* Supplied records:
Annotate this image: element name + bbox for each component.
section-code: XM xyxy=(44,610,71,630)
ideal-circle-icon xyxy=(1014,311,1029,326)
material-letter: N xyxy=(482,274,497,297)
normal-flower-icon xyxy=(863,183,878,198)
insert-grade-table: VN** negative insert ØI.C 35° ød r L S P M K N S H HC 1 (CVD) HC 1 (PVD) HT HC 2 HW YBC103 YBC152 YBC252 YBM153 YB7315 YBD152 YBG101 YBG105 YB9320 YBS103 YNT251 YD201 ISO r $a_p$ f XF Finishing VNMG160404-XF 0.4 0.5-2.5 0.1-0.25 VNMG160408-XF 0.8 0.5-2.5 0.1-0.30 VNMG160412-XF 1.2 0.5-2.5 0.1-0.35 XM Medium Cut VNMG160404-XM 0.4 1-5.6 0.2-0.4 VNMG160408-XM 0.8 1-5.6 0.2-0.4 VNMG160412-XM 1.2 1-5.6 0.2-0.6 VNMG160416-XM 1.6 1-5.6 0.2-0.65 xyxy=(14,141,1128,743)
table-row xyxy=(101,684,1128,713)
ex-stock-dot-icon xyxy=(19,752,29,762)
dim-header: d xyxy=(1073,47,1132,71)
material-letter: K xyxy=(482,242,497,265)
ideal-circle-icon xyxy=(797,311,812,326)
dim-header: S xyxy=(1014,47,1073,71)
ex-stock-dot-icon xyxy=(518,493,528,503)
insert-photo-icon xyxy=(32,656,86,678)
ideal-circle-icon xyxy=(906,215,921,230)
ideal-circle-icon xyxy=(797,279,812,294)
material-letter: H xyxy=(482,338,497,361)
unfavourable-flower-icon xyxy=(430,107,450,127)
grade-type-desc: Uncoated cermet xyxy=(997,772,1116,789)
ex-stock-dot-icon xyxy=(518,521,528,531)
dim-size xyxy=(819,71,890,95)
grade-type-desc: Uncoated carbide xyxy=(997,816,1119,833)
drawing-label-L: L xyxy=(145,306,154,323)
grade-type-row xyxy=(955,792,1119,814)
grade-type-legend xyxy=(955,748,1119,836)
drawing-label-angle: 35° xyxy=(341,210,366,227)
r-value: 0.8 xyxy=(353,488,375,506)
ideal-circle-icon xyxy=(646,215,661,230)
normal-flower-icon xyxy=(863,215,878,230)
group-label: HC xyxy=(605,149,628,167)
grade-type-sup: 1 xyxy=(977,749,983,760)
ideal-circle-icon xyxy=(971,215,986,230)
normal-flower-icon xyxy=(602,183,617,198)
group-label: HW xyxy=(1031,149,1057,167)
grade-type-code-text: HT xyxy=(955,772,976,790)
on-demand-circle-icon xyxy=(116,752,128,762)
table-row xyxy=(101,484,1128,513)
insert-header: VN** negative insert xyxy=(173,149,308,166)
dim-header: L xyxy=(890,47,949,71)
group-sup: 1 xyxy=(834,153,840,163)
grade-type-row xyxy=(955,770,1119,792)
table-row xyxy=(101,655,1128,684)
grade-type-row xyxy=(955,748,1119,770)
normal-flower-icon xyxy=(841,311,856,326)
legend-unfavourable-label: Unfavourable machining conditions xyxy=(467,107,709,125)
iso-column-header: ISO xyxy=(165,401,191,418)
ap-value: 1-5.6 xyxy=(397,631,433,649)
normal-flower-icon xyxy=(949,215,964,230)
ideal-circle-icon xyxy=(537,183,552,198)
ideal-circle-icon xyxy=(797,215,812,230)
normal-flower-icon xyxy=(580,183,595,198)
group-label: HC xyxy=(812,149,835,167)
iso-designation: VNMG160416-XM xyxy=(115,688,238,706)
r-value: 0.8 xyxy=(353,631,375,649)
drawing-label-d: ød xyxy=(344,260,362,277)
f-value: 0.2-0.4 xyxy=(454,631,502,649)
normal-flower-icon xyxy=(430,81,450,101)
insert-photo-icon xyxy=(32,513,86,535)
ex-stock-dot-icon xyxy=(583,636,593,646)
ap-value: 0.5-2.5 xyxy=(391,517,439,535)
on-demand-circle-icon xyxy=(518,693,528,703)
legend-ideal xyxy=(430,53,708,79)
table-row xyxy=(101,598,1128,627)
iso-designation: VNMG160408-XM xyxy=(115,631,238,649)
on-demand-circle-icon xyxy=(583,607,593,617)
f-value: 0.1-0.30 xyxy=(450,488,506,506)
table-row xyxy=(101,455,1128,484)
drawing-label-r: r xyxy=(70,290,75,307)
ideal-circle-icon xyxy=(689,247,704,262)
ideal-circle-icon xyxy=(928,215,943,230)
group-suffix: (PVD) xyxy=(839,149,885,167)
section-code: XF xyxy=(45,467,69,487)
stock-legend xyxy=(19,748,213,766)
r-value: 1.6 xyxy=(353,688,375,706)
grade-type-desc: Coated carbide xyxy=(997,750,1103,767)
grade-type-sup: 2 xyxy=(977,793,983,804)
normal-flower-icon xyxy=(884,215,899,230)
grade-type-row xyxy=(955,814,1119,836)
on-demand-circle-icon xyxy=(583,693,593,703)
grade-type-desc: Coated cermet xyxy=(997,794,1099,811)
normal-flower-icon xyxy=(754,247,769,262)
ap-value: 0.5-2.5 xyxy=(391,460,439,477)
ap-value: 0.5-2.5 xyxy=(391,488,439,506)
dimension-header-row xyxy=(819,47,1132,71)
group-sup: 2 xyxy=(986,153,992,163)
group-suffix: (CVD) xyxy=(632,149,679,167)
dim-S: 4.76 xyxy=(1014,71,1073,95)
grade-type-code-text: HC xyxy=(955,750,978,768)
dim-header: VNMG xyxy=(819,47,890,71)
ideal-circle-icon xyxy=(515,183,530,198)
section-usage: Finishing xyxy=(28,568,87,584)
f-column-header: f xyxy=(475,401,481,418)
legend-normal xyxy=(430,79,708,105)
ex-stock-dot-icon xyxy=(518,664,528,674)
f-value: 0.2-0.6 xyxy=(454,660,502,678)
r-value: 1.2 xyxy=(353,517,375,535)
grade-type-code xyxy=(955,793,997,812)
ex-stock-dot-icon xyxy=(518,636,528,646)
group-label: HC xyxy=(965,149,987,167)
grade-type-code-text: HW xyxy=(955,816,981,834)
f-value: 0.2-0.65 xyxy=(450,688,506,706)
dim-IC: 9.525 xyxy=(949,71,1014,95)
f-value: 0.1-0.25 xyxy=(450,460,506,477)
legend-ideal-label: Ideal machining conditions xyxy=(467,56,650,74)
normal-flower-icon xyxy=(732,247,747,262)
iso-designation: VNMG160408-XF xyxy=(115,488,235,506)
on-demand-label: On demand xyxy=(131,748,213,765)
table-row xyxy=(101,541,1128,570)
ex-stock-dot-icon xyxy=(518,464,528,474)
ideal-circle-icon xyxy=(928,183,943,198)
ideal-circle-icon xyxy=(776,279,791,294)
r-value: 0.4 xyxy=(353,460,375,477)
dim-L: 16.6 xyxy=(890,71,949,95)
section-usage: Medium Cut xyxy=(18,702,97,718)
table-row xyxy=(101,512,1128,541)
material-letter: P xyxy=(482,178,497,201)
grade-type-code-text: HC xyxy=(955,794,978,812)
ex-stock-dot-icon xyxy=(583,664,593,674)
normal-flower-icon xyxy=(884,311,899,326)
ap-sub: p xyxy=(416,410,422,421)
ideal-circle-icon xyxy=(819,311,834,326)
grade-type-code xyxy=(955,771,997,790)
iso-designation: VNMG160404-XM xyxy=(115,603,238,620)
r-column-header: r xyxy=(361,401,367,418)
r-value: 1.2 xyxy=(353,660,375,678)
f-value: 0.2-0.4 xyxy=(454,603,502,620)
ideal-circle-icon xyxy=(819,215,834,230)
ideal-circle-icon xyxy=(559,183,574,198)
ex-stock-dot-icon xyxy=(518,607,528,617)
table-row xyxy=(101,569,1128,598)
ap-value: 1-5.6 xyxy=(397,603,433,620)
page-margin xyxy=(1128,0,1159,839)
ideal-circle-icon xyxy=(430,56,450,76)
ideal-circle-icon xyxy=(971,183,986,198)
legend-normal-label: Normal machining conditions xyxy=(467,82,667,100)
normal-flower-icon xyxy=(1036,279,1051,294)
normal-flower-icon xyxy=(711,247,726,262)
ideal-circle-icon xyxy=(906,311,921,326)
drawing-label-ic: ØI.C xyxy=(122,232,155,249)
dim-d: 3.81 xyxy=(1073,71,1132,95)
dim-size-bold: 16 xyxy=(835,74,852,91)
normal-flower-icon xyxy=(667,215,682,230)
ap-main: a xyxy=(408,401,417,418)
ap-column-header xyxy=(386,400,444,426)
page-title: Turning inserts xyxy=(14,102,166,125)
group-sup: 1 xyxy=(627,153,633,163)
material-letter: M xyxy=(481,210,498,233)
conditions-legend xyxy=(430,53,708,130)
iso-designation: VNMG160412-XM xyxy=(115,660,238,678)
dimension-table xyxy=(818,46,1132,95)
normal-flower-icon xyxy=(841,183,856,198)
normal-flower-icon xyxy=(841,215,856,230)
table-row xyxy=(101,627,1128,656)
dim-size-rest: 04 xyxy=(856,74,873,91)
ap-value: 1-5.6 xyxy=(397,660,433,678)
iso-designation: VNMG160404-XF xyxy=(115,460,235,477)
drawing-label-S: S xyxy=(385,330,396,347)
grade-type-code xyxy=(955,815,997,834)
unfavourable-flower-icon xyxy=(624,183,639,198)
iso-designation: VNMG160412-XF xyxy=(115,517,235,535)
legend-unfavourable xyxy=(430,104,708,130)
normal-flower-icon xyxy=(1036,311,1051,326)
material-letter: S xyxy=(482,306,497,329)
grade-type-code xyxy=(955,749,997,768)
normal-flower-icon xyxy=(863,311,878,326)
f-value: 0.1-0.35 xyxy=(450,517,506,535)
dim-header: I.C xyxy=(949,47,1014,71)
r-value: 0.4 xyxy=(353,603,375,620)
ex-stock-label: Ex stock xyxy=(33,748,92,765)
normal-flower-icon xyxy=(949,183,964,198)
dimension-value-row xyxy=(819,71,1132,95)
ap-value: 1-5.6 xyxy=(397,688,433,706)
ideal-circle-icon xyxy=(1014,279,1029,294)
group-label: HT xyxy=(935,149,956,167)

* Given task:
Rewrite the stretch of the listing from its first line through the line containing "dim-header: d xyxy=(1073,47,1132,71)", both ends included, as a Markdown table with the columns Row and Entry. Number each line in Row, put the line itself in Entry, and leave out blank lines.

* Response to the task:
| Row | Entry |
|---|---|
| 1 | Annotate this image: element name + bbox for each component. |
| 2 | section-code: XM xyxy=(44,610,71,630) |
| 3 | ideal-circle-icon xyxy=(1014,311,1029,326) |
| 4 | material-letter: N xyxy=(482,274,497,297) |
| 5 | normal-flower-icon xyxy=(863,183,878,198) |
| 6 | insert-grade-table: VN** negative insert ØI.C 35° ød r L S P M K N S H HC 1 (CVD) HC 1 (PVD) HT HC 2 HW YBC103 YBC152 YBC252 YBM153 YB7315 YBD152 YBG101 YBG105 YB9320 YBS103 YNT251 YD201 ISO r $a_p$ f XF Finishing VNMG160404-XF 0.4 0.5-2.5 0.1-0.25 VNMG160408-XF 0.8 0.5-2.5 0.1-0.30 VNMG160412-XF 1.2 0.5-2.5 0.1-0.35 XM Medium Cut VNMG160404-XM 0.4 1-5.6 0.2-0.4 VNMG160408-XM 0.8 1-5.6 0.2-0.4 VNMG160412-XM 1.2 1-5.6 0.2-0.6 VNMG160416-XM 1.6 1-5.6 0.2-0.65 xyxy=(14,141,1128,743) |
| 7 | table-row xyxy=(101,684,1128,713) |
| 8 | ex-stock-dot-icon xyxy=(19,752,29,762) |
| 9 | dim-header: d xyxy=(1073,47,1132,71) |